Images are not part of the copy; transcribe all the data exactly.

Stored data entries -
- - -

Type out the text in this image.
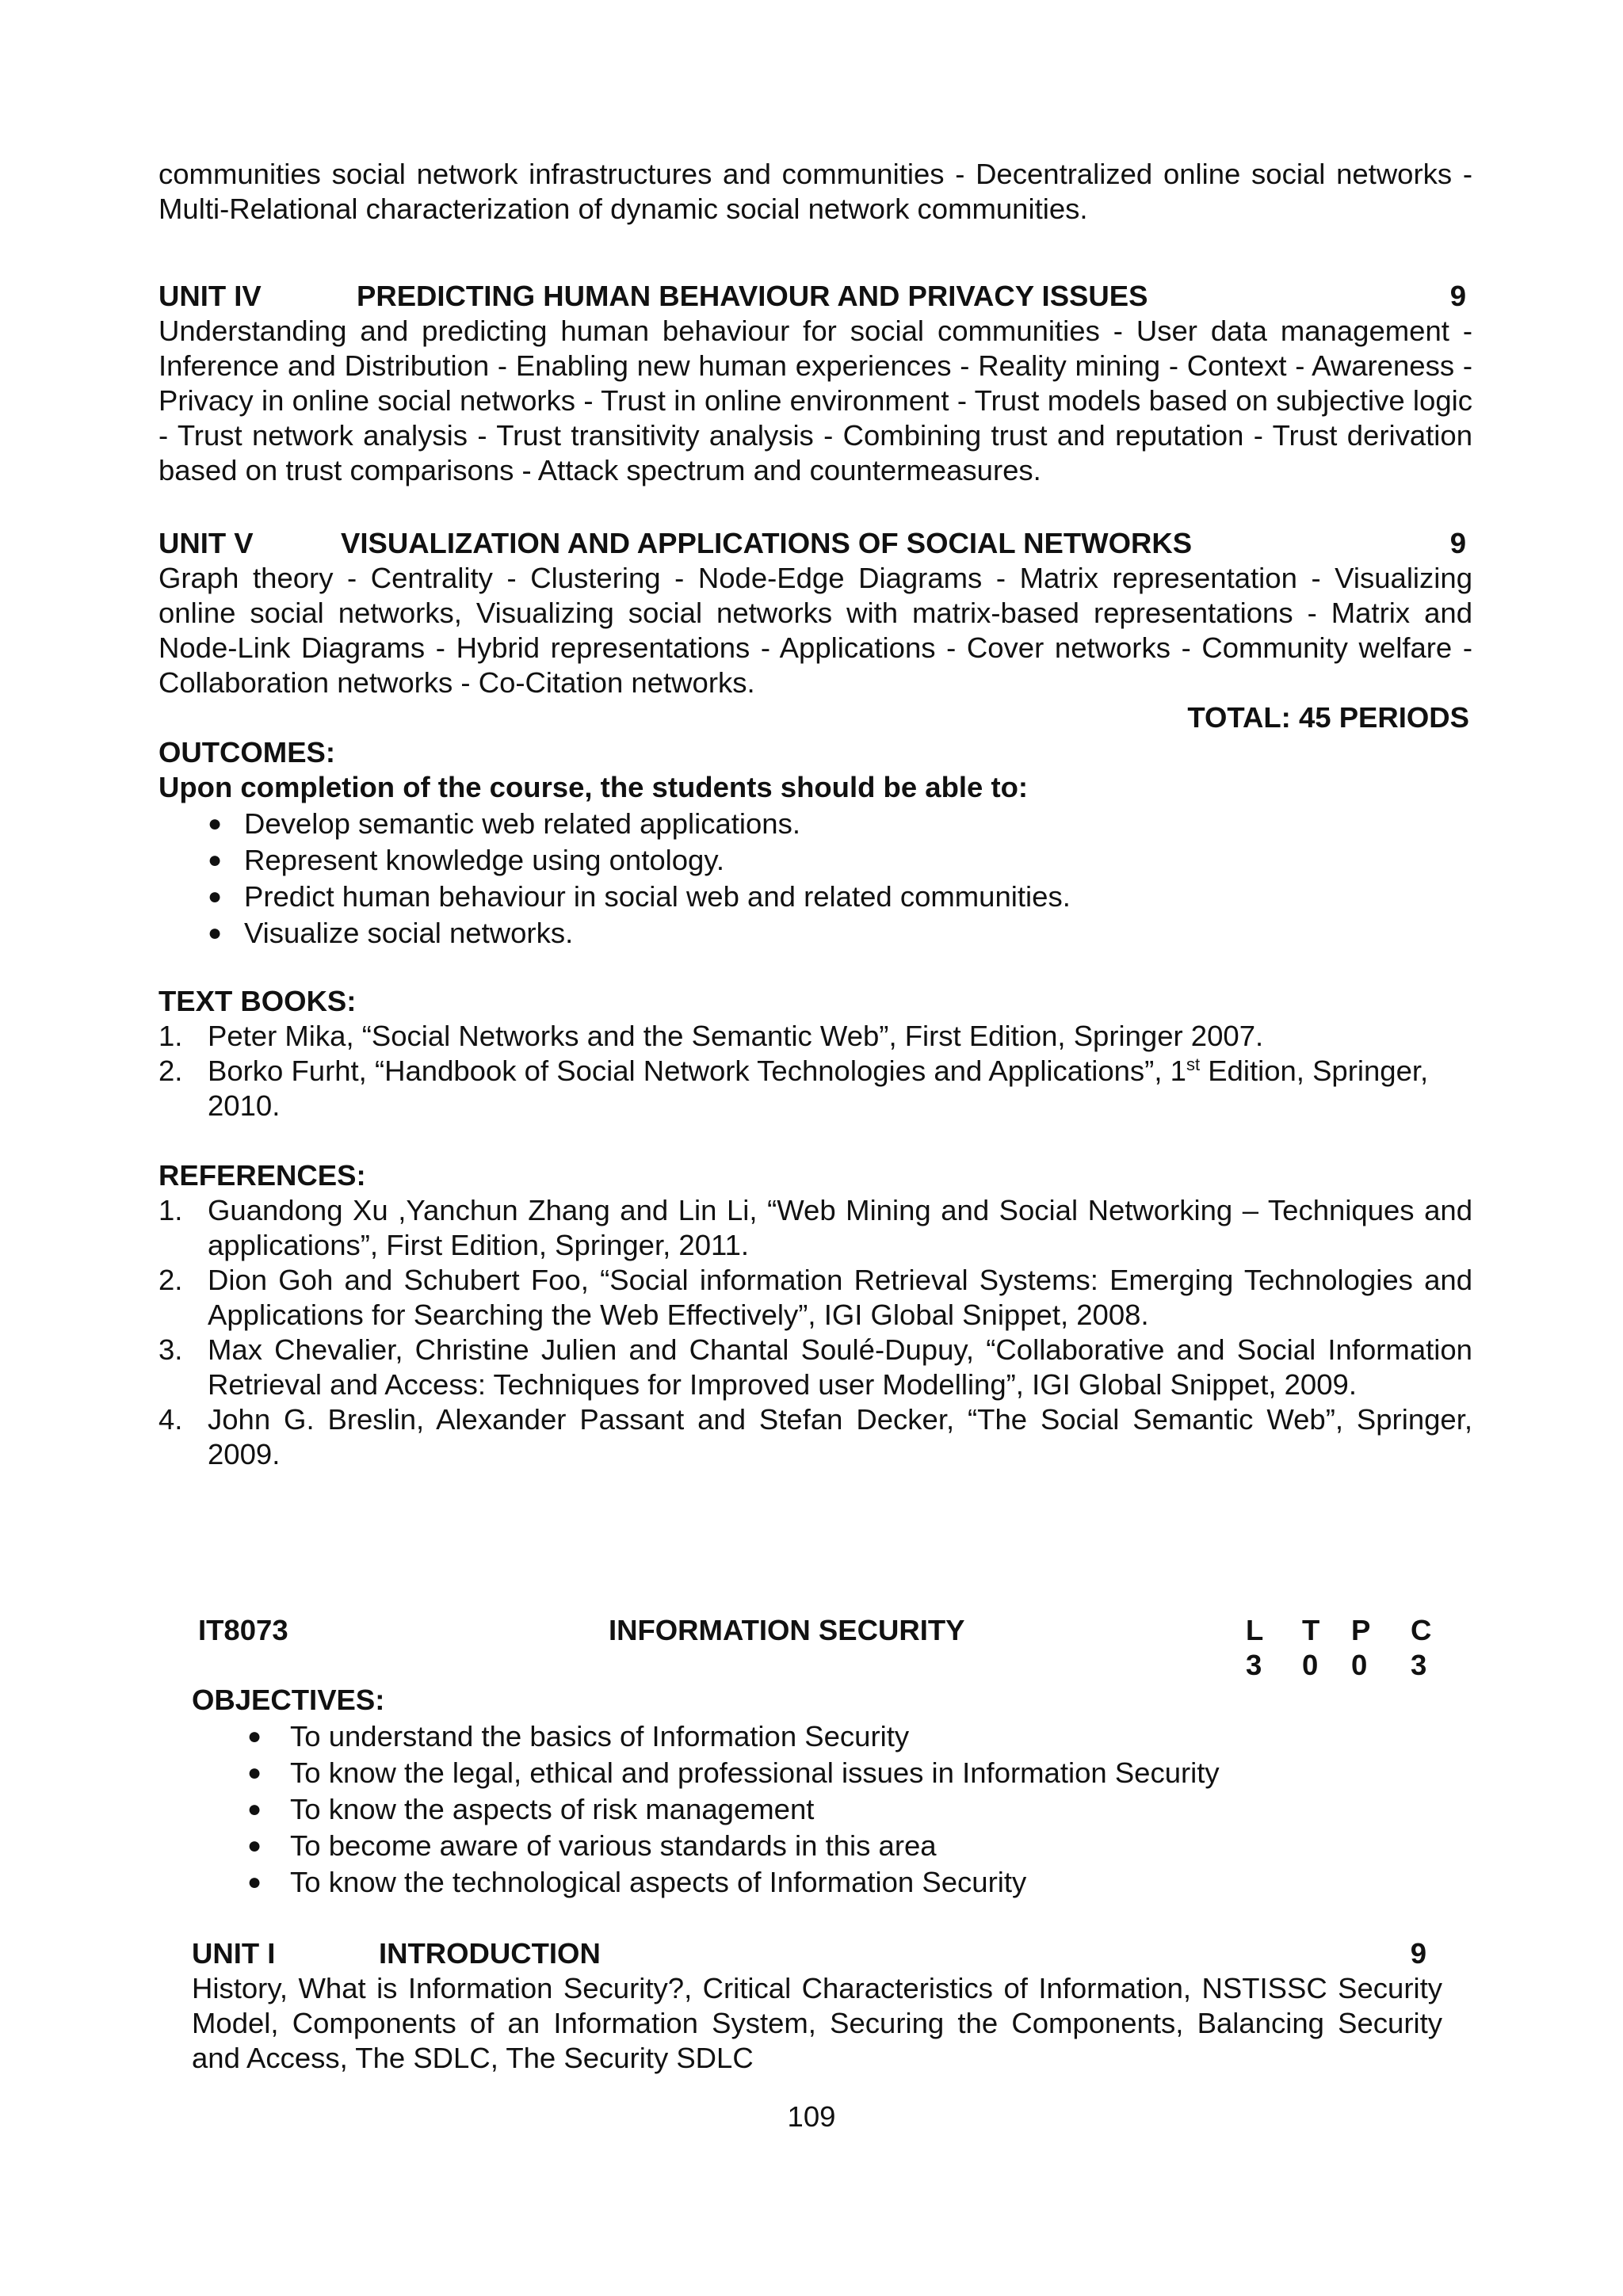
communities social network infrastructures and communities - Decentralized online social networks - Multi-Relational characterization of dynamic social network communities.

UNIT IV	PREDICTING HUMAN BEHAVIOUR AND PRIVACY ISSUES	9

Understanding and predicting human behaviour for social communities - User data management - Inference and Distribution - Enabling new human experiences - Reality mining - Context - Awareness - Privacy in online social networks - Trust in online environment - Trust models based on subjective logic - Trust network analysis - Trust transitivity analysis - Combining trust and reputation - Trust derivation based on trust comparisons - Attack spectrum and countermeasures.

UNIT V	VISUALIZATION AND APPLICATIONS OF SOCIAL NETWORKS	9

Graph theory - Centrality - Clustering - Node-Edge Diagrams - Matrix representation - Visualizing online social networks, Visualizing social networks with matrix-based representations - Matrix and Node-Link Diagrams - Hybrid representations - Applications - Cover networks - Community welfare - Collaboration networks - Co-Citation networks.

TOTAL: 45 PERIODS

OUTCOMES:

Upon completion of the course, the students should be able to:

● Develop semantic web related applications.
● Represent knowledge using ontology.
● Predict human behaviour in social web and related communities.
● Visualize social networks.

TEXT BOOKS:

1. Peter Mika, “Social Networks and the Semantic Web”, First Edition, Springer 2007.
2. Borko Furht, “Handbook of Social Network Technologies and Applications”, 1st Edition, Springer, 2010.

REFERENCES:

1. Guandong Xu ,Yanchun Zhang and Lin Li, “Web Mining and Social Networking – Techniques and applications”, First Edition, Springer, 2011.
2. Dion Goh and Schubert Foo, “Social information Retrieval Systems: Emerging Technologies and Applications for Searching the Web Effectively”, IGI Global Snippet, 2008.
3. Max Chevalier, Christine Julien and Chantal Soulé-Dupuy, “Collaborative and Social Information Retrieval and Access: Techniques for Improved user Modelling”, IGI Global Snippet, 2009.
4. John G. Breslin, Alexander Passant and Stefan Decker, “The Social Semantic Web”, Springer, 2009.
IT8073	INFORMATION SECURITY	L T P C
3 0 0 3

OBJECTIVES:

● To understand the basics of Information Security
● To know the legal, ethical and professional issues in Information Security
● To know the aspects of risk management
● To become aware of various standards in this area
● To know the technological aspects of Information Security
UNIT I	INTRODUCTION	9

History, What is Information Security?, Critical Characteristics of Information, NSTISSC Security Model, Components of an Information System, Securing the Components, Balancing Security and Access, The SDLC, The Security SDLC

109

- - -

FINAL ANSWER -
Type out the text in this image.
communities social network infrastructures and communities - Decentralized online social networks - Multi-Relational characterization of dynamic social network communities.

UNIT IV	PREDICTING HUMAN BEHAVIOUR AND PRIVACY ISSUES	9

Understanding and predicting human behaviour for social communities - User data management - Inference and Distribution - Enabling new human experiences - Reality mining - Context - Awareness - Privacy in online social networks - Trust in online environment - Trust models based on subjective logic - Trust network analysis - Trust transitivity analysis - Combining trust and reputation - Trust derivation based on trust comparisons - Attack spectrum and countermeasures.

UNIT V	VISUALIZATION AND APPLICATIONS OF SOCIAL NETWORKS	9

Graph theory - Centrality - Clustering - Node-Edge Diagrams - Matrix representation - Visualizing online social networks, Visualizing social networks with matrix-based representations - Matrix and Node-Link Diagrams - Hybrid representations - Applications - Cover networks - Community welfare - Collaboration networks - Co-Citation networks.

TOTAL: 45 PERIODS

OUTCOMES:

Upon completion of the course, the students should be able to:

● Develop semantic web related applications.
● Represent knowledge using ontology.
● Predict human behaviour in social web and related communities.
● Visualize social networks.

TEXT BOOKS:

1. Peter Mika, “Social Networks and the Semantic Web”, First Edition, Springer 2007.
2. Borko Furht, “Handbook of Social Network Technologies and Applications”, 1st Edition, Springer, 2010.

REFERENCES:

1. Guandong Xu ,Yanchun Zhang and Lin Li, “Web Mining and Social Networking – Techniques and applications”, First Edition, Springer, 2011.
2. Dion Goh and Schubert Foo, “Social information Retrieval Systems: Emerging Technologies and Applications for Searching the Web Effectively”, IGI Global Snippet, 2008.
3. Max Chevalier, Christine Julien and Chantal Soulé-Dupuy, “Collaborative and Social Information Retrieval and Access: Techniques for Improved user Modelling”, IGI Global Snippet, 2009.
4. John G. Breslin, Alexander Passant and Stefan Decker, “The Social Semantic Web”, Springer, 2009.
IT8073	INFORMATION SECURITY	L T P C
3 0 0 3

OBJECTIVES:

● To understand the basics of Information Security
● To know the legal, ethical and professional issues in Information Security
● To know the aspects of risk management
● To become aware of various standards in this area
● To know the technological aspects of Information Security
UNIT I	INTRODUCTION	9

History, What is Information Security?, Critical Characteristics of Information, NSTISSC Security Model, Components of an Information System, Securing the Components, Balancing Security and Access, The SDLC, The Security SDLC

109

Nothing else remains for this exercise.